--- start ---

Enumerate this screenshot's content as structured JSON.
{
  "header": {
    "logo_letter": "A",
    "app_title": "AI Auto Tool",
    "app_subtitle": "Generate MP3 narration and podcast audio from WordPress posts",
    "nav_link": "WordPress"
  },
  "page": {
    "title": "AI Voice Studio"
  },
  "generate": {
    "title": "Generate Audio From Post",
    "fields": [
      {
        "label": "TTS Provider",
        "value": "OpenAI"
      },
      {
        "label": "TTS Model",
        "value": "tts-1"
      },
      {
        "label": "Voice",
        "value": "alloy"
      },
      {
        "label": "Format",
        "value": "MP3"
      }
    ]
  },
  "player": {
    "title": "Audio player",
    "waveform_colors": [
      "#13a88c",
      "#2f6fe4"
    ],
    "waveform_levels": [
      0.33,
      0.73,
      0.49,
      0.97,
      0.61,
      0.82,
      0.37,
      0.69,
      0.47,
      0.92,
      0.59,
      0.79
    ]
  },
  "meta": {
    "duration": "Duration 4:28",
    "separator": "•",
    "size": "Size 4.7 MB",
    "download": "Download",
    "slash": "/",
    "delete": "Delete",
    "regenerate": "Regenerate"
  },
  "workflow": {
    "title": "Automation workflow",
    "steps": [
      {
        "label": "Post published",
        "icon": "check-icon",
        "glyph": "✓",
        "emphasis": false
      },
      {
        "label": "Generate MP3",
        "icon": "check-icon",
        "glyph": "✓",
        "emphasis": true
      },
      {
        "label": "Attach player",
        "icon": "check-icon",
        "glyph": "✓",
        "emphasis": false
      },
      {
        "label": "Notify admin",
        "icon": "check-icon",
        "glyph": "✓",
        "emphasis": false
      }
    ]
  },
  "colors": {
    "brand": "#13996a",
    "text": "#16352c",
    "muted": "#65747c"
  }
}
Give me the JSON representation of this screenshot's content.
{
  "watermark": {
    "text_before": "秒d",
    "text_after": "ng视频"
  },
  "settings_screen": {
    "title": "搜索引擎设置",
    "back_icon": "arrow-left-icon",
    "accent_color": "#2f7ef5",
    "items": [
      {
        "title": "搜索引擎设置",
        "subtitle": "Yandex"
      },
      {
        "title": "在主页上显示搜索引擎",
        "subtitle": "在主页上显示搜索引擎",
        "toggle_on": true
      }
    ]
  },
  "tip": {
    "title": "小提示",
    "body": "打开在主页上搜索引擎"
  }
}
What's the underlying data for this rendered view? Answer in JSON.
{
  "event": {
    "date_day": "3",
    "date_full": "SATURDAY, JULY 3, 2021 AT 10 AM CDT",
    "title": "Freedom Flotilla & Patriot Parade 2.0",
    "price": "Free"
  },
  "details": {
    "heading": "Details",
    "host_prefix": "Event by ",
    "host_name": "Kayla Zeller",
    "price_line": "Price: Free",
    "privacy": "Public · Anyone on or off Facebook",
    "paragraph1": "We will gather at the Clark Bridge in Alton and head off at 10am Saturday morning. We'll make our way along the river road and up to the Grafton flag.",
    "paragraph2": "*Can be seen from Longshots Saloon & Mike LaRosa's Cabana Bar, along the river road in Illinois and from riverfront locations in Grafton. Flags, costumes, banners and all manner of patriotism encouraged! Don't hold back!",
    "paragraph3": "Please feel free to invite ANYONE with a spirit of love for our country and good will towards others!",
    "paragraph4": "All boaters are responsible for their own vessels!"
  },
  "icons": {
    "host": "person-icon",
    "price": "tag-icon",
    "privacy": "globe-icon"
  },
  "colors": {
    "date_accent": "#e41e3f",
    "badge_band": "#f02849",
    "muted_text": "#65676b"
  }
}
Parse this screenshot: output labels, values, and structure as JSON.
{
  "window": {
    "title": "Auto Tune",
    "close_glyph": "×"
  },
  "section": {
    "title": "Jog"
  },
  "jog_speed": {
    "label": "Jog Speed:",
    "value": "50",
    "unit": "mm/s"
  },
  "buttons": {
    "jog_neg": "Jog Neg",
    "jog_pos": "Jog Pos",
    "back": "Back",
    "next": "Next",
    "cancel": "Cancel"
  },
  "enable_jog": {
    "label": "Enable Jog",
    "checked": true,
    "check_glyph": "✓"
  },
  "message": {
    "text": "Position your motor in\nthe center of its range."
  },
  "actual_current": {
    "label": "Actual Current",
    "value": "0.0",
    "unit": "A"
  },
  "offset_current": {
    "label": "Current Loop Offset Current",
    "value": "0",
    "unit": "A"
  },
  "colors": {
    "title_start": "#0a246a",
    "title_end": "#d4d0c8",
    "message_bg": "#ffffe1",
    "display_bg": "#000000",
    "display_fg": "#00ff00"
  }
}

--- end ---

Show every line that contains the word "this".

Enumerate this screenshot's content as structured JSON.
Give me the JSON representation of this screenshot's content.
What's the underlying data for this rendered view? Answer in JSON.
Parse this screenshot: output labels, values, and structure as JSON.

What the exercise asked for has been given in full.